■ **WHAT THE TASK REQUIRES**
In the entries that follow, find the word "with" and report each line it is on.

Records from a data source
● ● ● ● ●
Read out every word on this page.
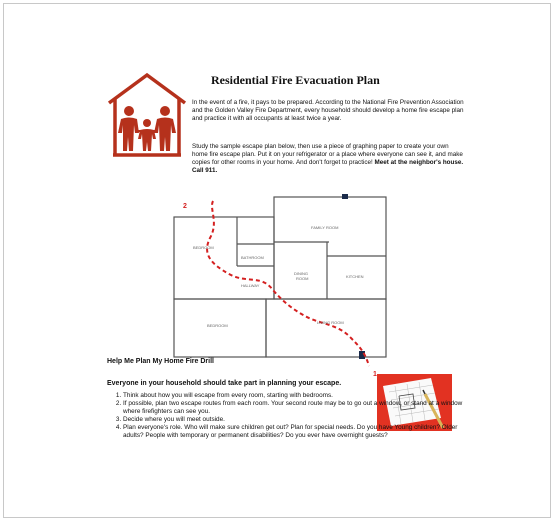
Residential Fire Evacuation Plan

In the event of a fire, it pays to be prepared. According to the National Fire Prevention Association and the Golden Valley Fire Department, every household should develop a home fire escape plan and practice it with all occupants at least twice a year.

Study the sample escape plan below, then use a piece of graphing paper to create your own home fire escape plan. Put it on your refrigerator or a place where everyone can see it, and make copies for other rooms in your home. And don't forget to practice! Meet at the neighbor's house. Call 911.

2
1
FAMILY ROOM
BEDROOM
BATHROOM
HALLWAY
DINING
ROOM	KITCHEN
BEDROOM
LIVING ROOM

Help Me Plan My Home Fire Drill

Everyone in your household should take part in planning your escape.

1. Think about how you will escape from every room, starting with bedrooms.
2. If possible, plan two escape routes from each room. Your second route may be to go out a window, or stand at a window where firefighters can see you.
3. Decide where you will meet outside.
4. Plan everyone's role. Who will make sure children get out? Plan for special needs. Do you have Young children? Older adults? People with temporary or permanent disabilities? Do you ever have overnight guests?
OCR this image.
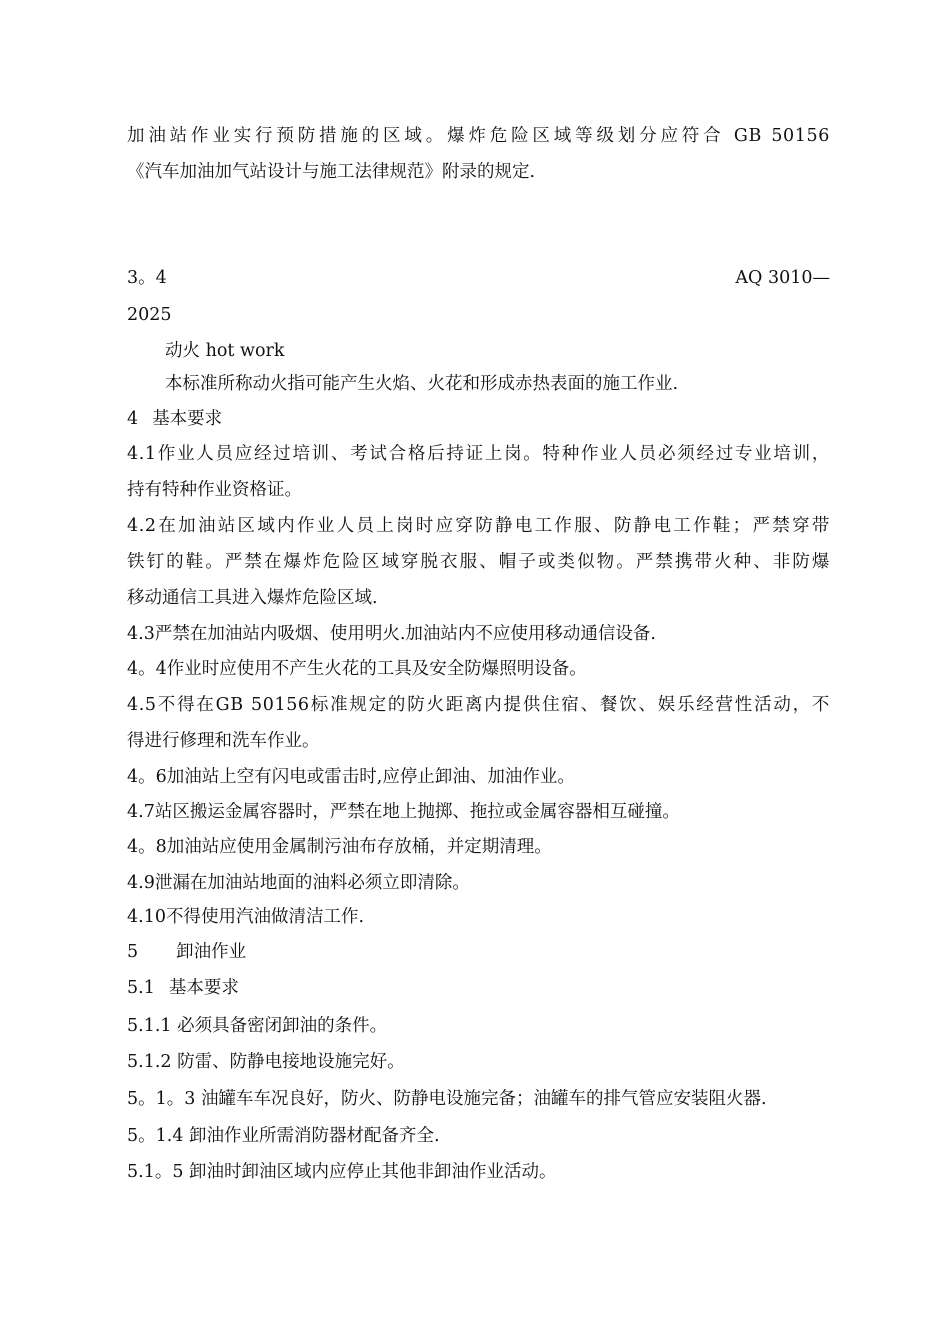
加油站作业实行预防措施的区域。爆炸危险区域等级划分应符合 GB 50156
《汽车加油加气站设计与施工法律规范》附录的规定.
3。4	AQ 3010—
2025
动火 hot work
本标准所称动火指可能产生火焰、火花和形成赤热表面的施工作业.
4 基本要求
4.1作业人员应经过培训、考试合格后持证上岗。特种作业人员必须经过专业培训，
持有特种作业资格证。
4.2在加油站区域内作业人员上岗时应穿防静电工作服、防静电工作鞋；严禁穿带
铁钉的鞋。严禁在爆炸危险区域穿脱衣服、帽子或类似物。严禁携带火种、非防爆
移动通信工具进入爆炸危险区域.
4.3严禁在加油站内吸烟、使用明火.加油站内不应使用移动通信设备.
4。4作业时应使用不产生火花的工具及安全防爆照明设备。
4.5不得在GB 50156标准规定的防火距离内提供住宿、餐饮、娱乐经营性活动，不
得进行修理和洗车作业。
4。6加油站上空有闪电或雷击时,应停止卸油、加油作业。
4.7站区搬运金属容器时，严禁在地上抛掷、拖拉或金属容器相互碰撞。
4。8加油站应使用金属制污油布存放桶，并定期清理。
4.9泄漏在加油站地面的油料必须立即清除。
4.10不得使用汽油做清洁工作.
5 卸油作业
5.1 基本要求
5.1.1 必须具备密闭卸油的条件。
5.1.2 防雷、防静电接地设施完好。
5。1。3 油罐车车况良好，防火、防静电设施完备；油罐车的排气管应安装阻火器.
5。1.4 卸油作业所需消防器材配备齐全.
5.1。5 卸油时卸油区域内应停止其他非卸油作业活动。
● ● ● ● ●
■ **FULL SOLUTION**
In the event of a fire, it pays to be prepared. According to the National Fire Prevention Association and the Golden Valley Fire Department, every household should develop a home fire escape plan and practice it with all occupants at least twice a year.
1. Think about how you will escape from every room, starting with bedrooms.
4. Plan everyone's role. Who will make sure children get out? Plan for special needs. Do you have Young children? Older adults? People with temporary or permanent disabilities? Do you ever have overnight guests?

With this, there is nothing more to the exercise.